_Exercise aim_
Produce a word-for-word copy of the listing below without its pictures.

_Source material_
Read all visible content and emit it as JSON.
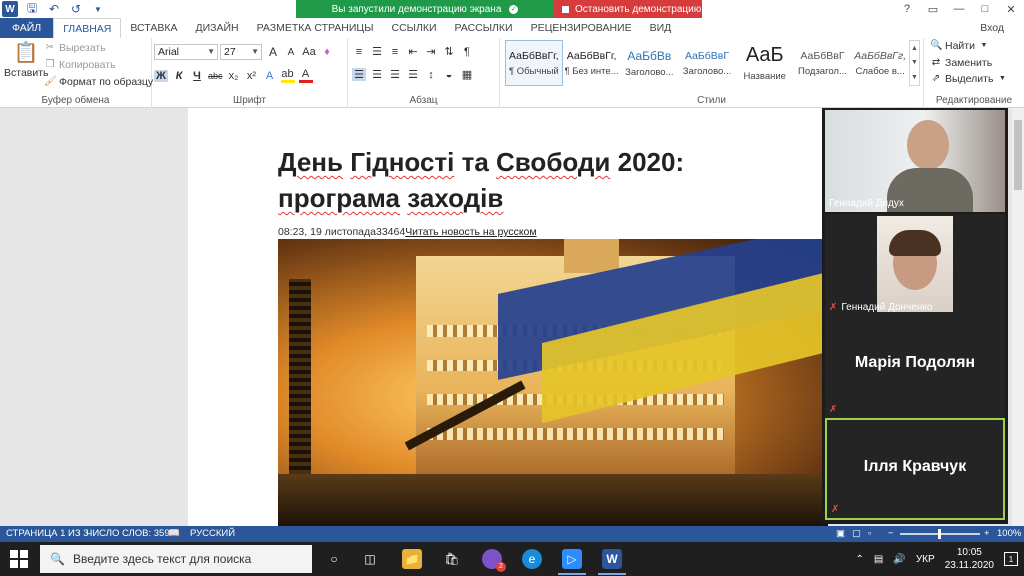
{
  "titlebar": {
    "app_icon": "W",
    "qat_icons": [
      "save-icon",
      "undo-icon",
      "redo-icon",
      "customize-icon"
    ],
    "window_controls": [
      "?",
      "▭",
      "—",
      "□",
      "✕"
    ]
  },
  "share_banner": {
    "info": "Вы запустили демонстрацию экрана",
    "stop": "Остановить демонстрацию",
    "info_color": "#1e9a49",
    "stop_color": "#d83b3b"
  },
  "tabs": {
    "file": "ФАЙЛ",
    "items": [
      "ГЛАВНАЯ",
      "ВСТАВКА",
      "ДИЗАЙН",
      "РАЗМЕТКА СТРАНИЦЫ",
      "ССЫЛКИ",
      "РАССЫЛКИ",
      "РЕЦЕНЗИРОВАНИЕ",
      "ВИД"
    ],
    "active": "ГЛАВНАЯ",
    "login": "Вход"
  },
  "ribbon": {
    "clipboard": {
      "paste": "Вставить",
      "cut": "Вырезать",
      "copy": "Копировать",
      "format_painter": "Формат по образцу",
      "label": "Буфер обмена"
    },
    "font": {
      "name": "Arial",
      "size": "27",
      "label": "Шрифт",
      "grow": "A",
      "shrink": "A",
      "case": "Aa",
      "bold": "Ж",
      "italic": "К",
      "underline": "Ч",
      "strike": "abc",
      "sub": "x₂",
      "sup": "x²",
      "effects": "A",
      "highlight": "ab",
      "color": "A"
    },
    "paragraph": {
      "label": "Абзац",
      "pilcrow": "¶"
    },
    "styles": {
      "label": "Стили",
      "items": [
        {
          "sample": "АаБбВвГг,",
          "name": "¶ Обычный"
        },
        {
          "sample": "АаБбВвГг,",
          "name": "¶ Без инте..."
        },
        {
          "sample": "АаБбВв",
          "name": "Заголово..."
        },
        {
          "sample": "АаБбВвГ",
          "name": "Заголово..."
        },
        {
          "sample": "АаБ",
          "name": "Название"
        },
        {
          "sample": "АаБбВвГ",
          "name": "Подзагол..."
        },
        {
          "sample": "АаБбВвГг,",
          "name": "Слабое в..."
        }
      ]
    },
    "editing": {
      "label": "Редактирование",
      "find": "Найти",
      "replace": "Заменить",
      "select": "Выделить"
    }
  },
  "document": {
    "title_line1_word": "День",
    "title_line1_mid": " ",
    "title_line1_word2": "Гідності",
    "title_line1_rest": " та ",
    "title_line1_word3": "Свободи",
    "title_line1_end": " 2020:",
    "title_line2_word": "програма",
    "title_line2_rest": " ",
    "title_line2_word2": "заходів",
    "meta_time": "08:23, 19 листопада",
    "meta_views": "33464",
    "meta_link": "Читать новость на русском"
  },
  "video_panel": {
    "participants": [
      {
        "name": "Геннадий Дидух",
        "muted": false
      },
      {
        "name": "Геннадий Донченко",
        "muted": true
      },
      {
        "name": "Марія Подолян",
        "muted": true
      },
      {
        "name": "Ілля Кравчук",
        "muted": true
      }
    ],
    "active_speaker_color": "#9bd24a"
  },
  "statusbar": {
    "page": "СТРАНИЦА 1 ИЗ 3",
    "words": "ЧИСЛО СЛОВ: 359",
    "language": "РУССКИЙ",
    "zoom": "100%",
    "zoom_level": 1.0,
    "color": "#2b579a"
  },
  "taskbar": {
    "search_placeholder": "Введите здесь текст для поиска",
    "apps": [
      "cortana-icon",
      "taskview-icon",
      "explorer-icon",
      "store-icon",
      "viber-icon",
      "edge-icon",
      "zoom-icon",
      "word-icon"
    ],
    "viber_badge": "2",
    "language": "УКР",
    "time": "10:05",
    "date": "23.11.2020",
    "notifications": "1"
  }
}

_Written answer_
Read all visible content and emit it as JSON.
{
  "titlebar": {
    "app_icon": "W",
    "qat_icons": [
      "save-icon",
      "undo-icon",
      "redo-icon",
      "customize-icon"
    ],
    "window_controls": [
      "?",
      "▭",
      "—",
      "□",
      "✕"
    ]
  },
  "share_banner": {
    "info": "Вы запустили демонстрацию экрана",
    "stop": "Остановить демонстрацию",
    "info_color": "#1e9a49",
    "stop_color": "#d83b3b"
  },
  "tabs": {
    "file": "ФАЙЛ",
    "items": [
      "ГЛАВНАЯ",
      "ВСТАВКА",
      "ДИЗАЙН",
      "РАЗМЕТКА СТРАНИЦЫ",
      "ССЫЛКИ",
      "РАССЫЛКИ",
      "РЕЦЕНЗИРОВАНИЕ",
      "ВИД"
    ],
    "active": "ГЛАВНАЯ",
    "login": "Вход"
  },
  "ribbon": {
    "clipboard": {
      "paste": "Вставить",
      "cut": "Вырезать",
      "copy": "Копировать",
      "format_painter": "Формат по образцу",
      "label": "Буфер обмена"
    },
    "font": {
      "name": "Arial",
      "size": "27",
      "label": "Шрифт",
      "grow": "A",
      "shrink": "A",
      "case": "Aa",
      "bold": "Ж",
      "italic": "К",
      "underline": "Ч",
      "strike": "abc",
      "sub": "x₂",
      "sup": "x²",
      "effects": "A",
      "highlight": "ab",
      "color": "A"
    },
    "paragraph": {
      "label": "Абзац",
      "pilcrow": "¶"
    },
    "styles": {
      "label": "Стили",
      "items": [
        {
          "sample": "АаБбВвГг,",
          "name": "¶ Обычный"
        },
        {
          "sample": "АаБбВвГг,",
          "name": "¶ Без инте..."
        },
        {
          "sample": "АаБбВв",
          "name": "Заголово..."
        },
        {
          "sample": "АаБбВвГ",
          "name": "Заголово..."
        },
        {
          "sample": "АаБ",
          "name": "Название"
        },
        {
          "sample": "АаБбВвГ",
          "name": "Подзагол..."
        },
        {
          "sample": "АаБбВвГг,",
          "name": "Слабое в..."
        }
      ]
    },
    "editing": {
      "label": "Редактирование",
      "find": "Найти",
      "replace": "Заменить",
      "select": "Выделить"
    }
  },
  "document": {
    "title_line1_word": "День",
    "title_line1_mid": " ",
    "title_line1_word2": "Гідності",
    "title_line1_rest": " та ",
    "title_line1_word3": "Свободи",
    "title_line1_end": " 2020:",
    "title_line2_word": "програма",
    "title_line2_rest": " ",
    "title_line2_word2": "заходів",
    "meta_time": "08:23, 19 листопада",
    "meta_views": "33464",
    "meta_link": "Читать новость на русском"
  },
  "video_panel": {
    "participants": [
      {
        "name": "Геннадий Дидух",
        "muted": false
      },
      {
        "name": "Геннадий Донченко",
        "muted": true
      },
      {
        "name": "Марія Подолян",
        "muted": true
      },
      {
        "name": "Ілля Кравчук",
        "muted": true
      }
    ],
    "active_speaker_color": "#9bd24a"
  },
  "statusbar": {
    "page": "СТРАНИЦА 1 ИЗ 3",
    "words": "ЧИСЛО СЛОВ: 359",
    "language": "РУССКИЙ",
    "zoom": "100%",
    "zoom_level": 1.0,
    "color": "#2b579a"
  },
  "taskbar": {
    "search_placeholder": "Введите здесь текст для поиска",
    "apps": [
      "cortana-icon",
      "taskview-icon",
      "explorer-icon",
      "store-icon",
      "viber-icon",
      "edge-icon",
      "zoom-icon",
      "word-icon"
    ],
    "viber_badge": "2",
    "language": "УКР",
    "time": "10:05",
    "date": "23.11.2020",
    "notifications": "1"
  }
}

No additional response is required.